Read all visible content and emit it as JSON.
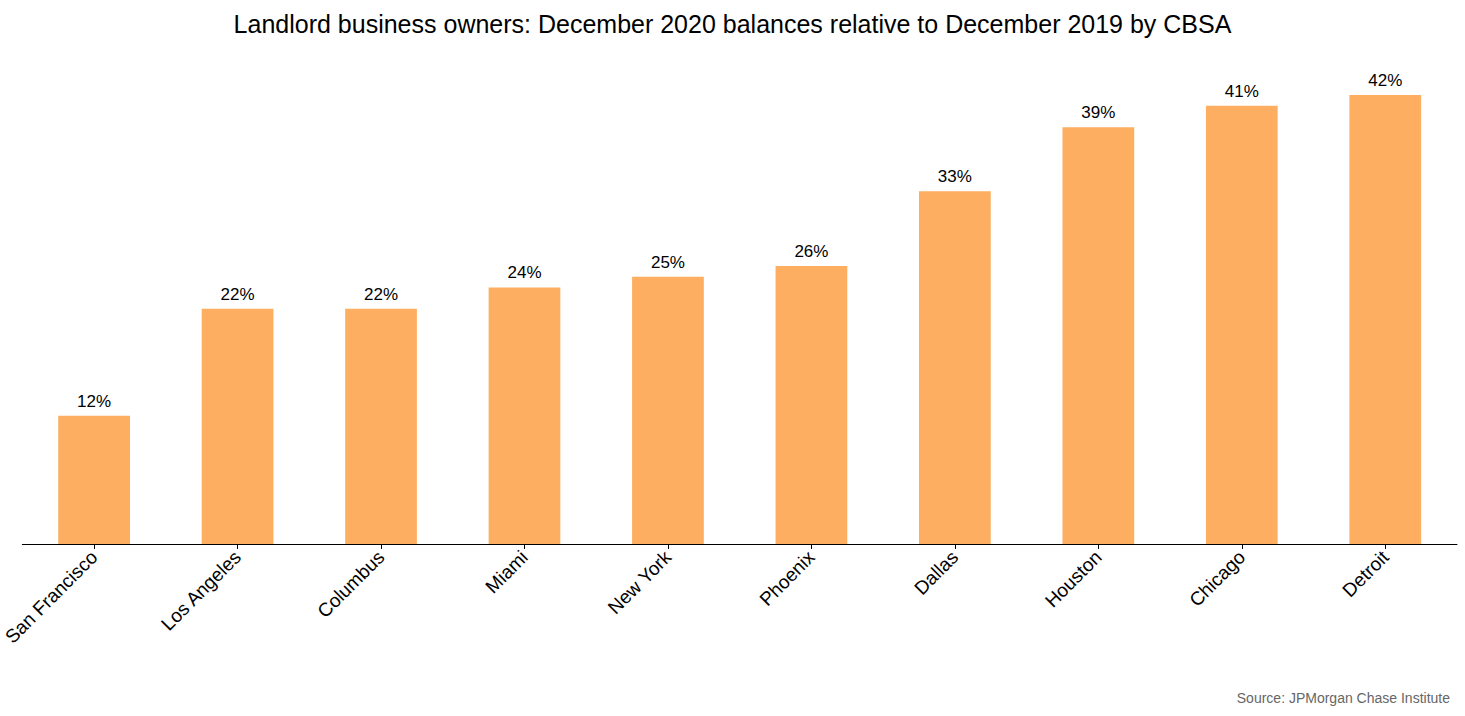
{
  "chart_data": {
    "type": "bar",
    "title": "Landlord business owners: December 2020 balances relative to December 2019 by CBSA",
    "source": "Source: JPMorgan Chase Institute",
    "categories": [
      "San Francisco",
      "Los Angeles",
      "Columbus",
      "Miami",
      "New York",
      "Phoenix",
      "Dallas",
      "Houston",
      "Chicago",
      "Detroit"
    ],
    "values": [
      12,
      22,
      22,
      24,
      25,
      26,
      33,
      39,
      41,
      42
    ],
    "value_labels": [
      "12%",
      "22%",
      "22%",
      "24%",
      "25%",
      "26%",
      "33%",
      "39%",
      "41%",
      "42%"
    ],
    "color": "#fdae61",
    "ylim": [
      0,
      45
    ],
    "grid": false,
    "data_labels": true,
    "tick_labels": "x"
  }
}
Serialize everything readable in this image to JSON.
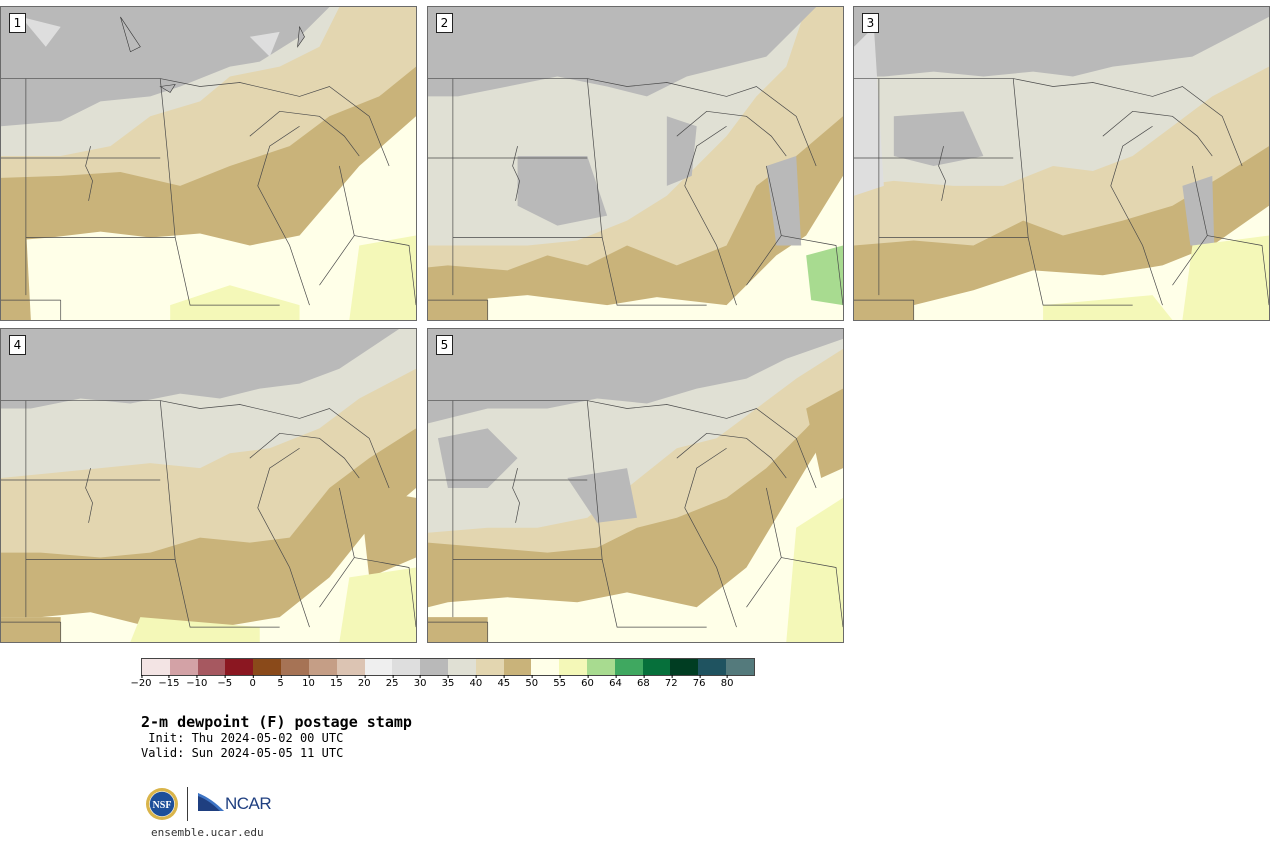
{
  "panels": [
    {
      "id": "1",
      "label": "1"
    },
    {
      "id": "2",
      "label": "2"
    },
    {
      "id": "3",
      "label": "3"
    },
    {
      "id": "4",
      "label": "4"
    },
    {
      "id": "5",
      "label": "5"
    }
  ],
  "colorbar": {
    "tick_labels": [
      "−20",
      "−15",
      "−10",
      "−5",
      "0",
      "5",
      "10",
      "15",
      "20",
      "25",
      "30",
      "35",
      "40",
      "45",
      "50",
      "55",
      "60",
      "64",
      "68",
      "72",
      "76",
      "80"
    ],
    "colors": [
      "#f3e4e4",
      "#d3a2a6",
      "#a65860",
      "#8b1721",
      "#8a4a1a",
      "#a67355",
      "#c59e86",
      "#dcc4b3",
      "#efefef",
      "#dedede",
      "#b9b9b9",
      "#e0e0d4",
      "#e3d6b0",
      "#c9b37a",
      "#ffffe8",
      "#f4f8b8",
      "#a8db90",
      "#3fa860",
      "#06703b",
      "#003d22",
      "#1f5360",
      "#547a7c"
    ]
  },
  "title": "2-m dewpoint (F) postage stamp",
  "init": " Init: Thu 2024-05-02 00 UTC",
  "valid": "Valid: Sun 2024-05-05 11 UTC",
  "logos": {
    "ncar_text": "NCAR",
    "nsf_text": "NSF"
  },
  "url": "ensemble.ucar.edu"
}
◇ ◇ ◇ ◇
**PROBLEM STATEMENT**
Go through the listing above and write it out again exactly, dropping the pictures.

**RESPONSE TO THE EXERCISE**
Read all visible content and emit it as JSON.
{
  "chart_data": {
    "type": "bar",
    "title": "Landlord business owners: December 2020 balances relative to December 2019 by CBSA",
    "source": "Source: JPMorgan Chase Institute",
    "categories": [
      "San Francisco",
      "Los Angeles",
      "Columbus",
      "Miami",
      "New York",
      "Phoenix",
      "Dallas",
      "Houston",
      "Chicago",
      "Detroit"
    ],
    "values": [
      12,
      22,
      22,
      24,
      25,
      26,
      33,
      39,
      41,
      42
    ],
    "value_labels": [
      "12%",
      "22%",
      "22%",
      "24%",
      "25%",
      "26%",
      "33%",
      "39%",
      "41%",
      "42%"
    ],
    "color": "#fdae61",
    "ylim": [
      0,
      45
    ],
    "grid": false,
    "data_labels": true,
    "tick_labels": "x"
  }
}
Serialize everything readable in this image to JSON.
{
  "panels": [
    {
      "id": "1",
      "label": "1"
    },
    {
      "id": "2",
      "label": "2"
    },
    {
      "id": "3",
      "label": "3"
    },
    {
      "id": "4",
      "label": "4"
    },
    {
      "id": "5",
      "label": "5"
    }
  ],
  "colorbar": {
    "tick_labels": [
      "−20",
      "−15",
      "−10",
      "−5",
      "0",
      "5",
      "10",
      "15",
      "20",
      "25",
      "30",
      "35",
      "40",
      "45",
      "50",
      "55",
      "60",
      "64",
      "68",
      "72",
      "76",
      "80"
    ],
    "colors": [
      "#f3e4e4",
      "#d3a2a6",
      "#a65860",
      "#8b1721",
      "#8a4a1a",
      "#a67355",
      "#c59e86",
      "#dcc4b3",
      "#efefef",
      "#dedede",
      "#b9b9b9",
      "#e0e0d4",
      "#e3d6b0",
      "#c9b37a",
      "#ffffe8",
      "#f4f8b8",
      "#a8db90",
      "#3fa860",
      "#06703b",
      "#003d22",
      "#1f5360",
      "#547a7c"
    ]
  },
  "title": "2-m dewpoint (F) postage stamp",
  "init": " Init: Thu 2024-05-02 00 UTC",
  "valid": "Valid: Sun 2024-05-05 11 UTC",
  "logos": {
    "ncar_text": "NCAR",
    "nsf_text": "NSF"
  },
  "url": "ensemble.ucar.edu"
}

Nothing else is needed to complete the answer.